## What to produce:
Without including the pictures, copy out every line below.

## Extracted records:
● ● ● ●
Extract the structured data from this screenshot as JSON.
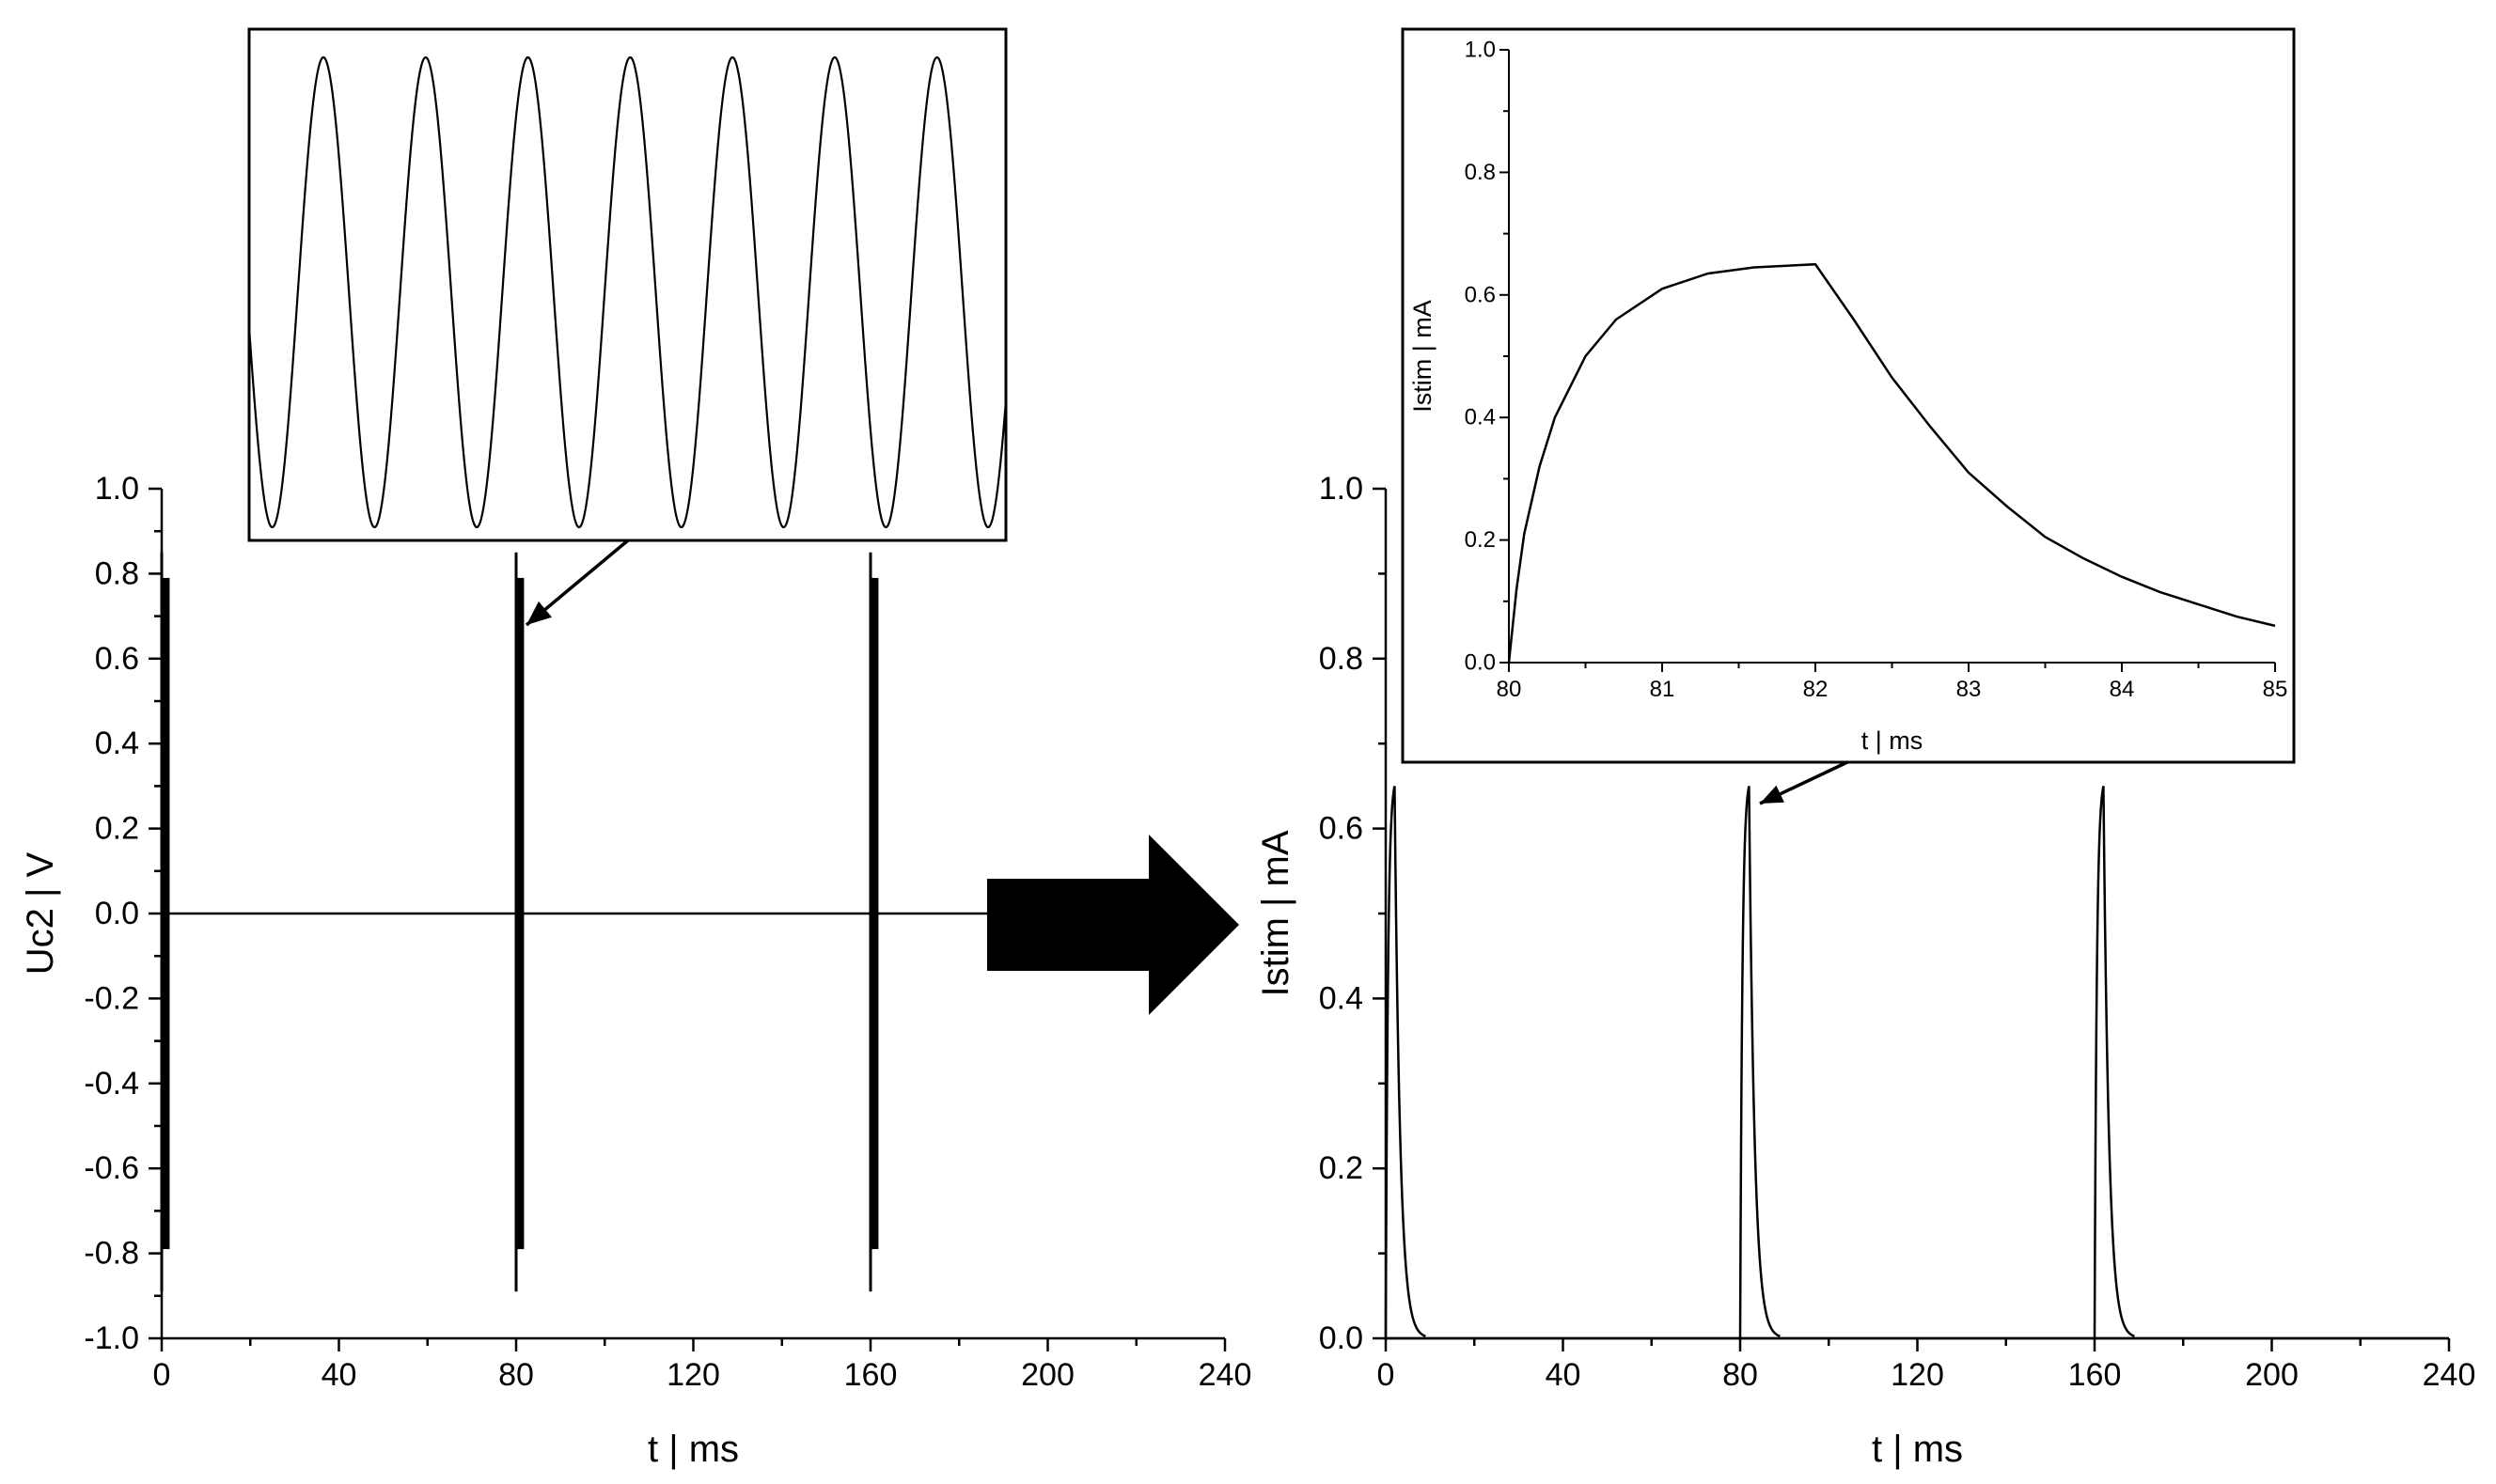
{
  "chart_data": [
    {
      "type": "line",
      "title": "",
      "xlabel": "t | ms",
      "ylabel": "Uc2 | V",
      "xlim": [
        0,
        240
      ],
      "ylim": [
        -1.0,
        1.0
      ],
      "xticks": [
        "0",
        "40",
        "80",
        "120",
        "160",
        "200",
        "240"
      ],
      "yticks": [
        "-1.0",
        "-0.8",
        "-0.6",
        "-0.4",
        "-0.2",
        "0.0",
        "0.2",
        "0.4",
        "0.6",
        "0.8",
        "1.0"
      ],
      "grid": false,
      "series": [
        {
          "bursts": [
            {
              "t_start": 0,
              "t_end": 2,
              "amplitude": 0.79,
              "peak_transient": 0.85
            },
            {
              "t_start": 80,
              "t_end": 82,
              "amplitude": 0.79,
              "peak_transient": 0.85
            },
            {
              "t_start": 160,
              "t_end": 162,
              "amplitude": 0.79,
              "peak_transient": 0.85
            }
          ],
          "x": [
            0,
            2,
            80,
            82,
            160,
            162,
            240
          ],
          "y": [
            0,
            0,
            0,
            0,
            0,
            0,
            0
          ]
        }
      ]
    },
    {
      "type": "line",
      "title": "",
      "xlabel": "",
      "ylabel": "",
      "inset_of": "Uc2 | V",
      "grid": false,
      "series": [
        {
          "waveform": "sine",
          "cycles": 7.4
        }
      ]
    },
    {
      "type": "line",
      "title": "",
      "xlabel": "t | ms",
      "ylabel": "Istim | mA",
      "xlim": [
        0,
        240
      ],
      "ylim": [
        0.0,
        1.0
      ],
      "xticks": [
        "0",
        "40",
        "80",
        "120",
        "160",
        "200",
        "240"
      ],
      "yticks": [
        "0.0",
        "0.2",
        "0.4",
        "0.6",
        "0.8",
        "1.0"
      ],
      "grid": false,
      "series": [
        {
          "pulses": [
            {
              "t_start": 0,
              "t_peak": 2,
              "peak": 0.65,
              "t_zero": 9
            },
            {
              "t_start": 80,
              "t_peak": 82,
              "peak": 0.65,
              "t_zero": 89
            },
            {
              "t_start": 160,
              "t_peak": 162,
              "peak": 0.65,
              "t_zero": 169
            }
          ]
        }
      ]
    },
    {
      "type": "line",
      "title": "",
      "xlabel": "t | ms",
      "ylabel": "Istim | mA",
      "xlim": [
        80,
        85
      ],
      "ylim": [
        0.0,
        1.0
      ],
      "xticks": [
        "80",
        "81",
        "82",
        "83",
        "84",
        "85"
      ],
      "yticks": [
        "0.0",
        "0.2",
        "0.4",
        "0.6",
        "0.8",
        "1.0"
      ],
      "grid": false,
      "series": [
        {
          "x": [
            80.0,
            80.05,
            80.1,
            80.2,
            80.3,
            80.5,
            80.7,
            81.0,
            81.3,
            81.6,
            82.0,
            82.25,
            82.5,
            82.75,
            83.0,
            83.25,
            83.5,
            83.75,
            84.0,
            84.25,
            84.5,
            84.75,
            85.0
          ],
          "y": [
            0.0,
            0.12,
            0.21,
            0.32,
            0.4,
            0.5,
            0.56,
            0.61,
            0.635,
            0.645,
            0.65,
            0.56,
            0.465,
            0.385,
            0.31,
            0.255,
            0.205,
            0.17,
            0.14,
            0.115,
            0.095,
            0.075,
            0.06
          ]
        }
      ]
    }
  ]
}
● ● ● ●
## Output for this task:
Extract the structured data from this screenshot as JSON.
{
  "chart_data": [
    {
      "type": "line",
      "title": "",
      "xlabel": "t | ms",
      "ylabel": "Uc2 | V",
      "xlim": [
        0,
        240
      ],
      "ylim": [
        -1.0,
        1.0
      ],
      "xticks": [
        "0",
        "40",
        "80",
        "120",
        "160",
        "200",
        "240"
      ],
      "yticks": [
        "-1.0",
        "-0.8",
        "-0.6",
        "-0.4",
        "-0.2",
        "0.0",
        "0.2",
        "0.4",
        "0.6",
        "0.8",
        "1.0"
      ],
      "grid": false,
      "series": [
        {
          "bursts": [
            {
              "t_start": 0,
              "t_end": 2,
              "amplitude": 0.79,
              "peak_transient": 0.85
            },
            {
              "t_start": 80,
              "t_end": 82,
              "amplitude": 0.79,
              "peak_transient": 0.85
            },
            {
              "t_start": 160,
              "t_end": 162,
              "amplitude": 0.79,
              "peak_transient": 0.85
            }
          ],
          "x": [
            0,
            2,
            80,
            82,
            160,
            162,
            240
          ],
          "y": [
            0,
            0,
            0,
            0,
            0,
            0,
            0
          ]
        }
      ]
    },
    {
      "type": "line",
      "title": "",
      "xlabel": "",
      "ylabel": "",
      "inset_of": "Uc2 | V",
      "grid": false,
      "series": [
        {
          "waveform": "sine",
          "cycles": 7.4
        }
      ]
    },
    {
      "type": "line",
      "title": "",
      "xlabel": "t | ms",
      "ylabel": "Istim | mA",
      "xlim": [
        0,
        240
      ],
      "ylim": [
        0.0,
        1.0
      ],
      "xticks": [
        "0",
        "40",
        "80",
        "120",
        "160",
        "200",
        "240"
      ],
      "yticks": [
        "0.0",
        "0.2",
        "0.4",
        "0.6",
        "0.8",
        "1.0"
      ],
      "grid": false,
      "series": [
        {
          "pulses": [
            {
              "t_start": 0,
              "t_peak": 2,
              "peak": 0.65,
              "t_zero": 9
            },
            {
              "t_start": 80,
              "t_peak": 82,
              "peak": 0.65,
              "t_zero": 89
            },
            {
              "t_start": 160,
              "t_peak": 162,
              "peak": 0.65,
              "t_zero": 169
            }
          ]
        }
      ]
    },
    {
      "type": "line",
      "title": "",
      "xlabel": "t | ms",
      "ylabel": "Istim | mA",
      "xlim": [
        80,
        85
      ],
      "ylim": [
        0.0,
        1.0
      ],
      "xticks": [
        "80",
        "81",
        "82",
        "83",
        "84",
        "85"
      ],
      "yticks": [
        "0.0",
        "0.2",
        "0.4",
        "0.6",
        "0.8",
        "1.0"
      ],
      "grid": false,
      "series": [
        {
          "x": [
            80.0,
            80.05,
            80.1,
            80.2,
            80.3,
            80.5,
            80.7,
            81.0,
            81.3,
            81.6,
            82.0,
            82.25,
            82.5,
            82.75,
            83.0,
            83.25,
            83.5,
            83.75,
            84.0,
            84.25,
            84.5,
            84.75,
            85.0
          ],
          "y": [
            0.0,
            0.12,
            0.21,
            0.32,
            0.4,
            0.5,
            0.56,
            0.61,
            0.635,
            0.645,
            0.65,
            0.56,
            0.465,
            0.385,
            0.31,
            0.255,
            0.205,
            0.17,
            0.14,
            0.115,
            0.095,
            0.075,
            0.06
          ]
        }
      ]
    }
  ]
}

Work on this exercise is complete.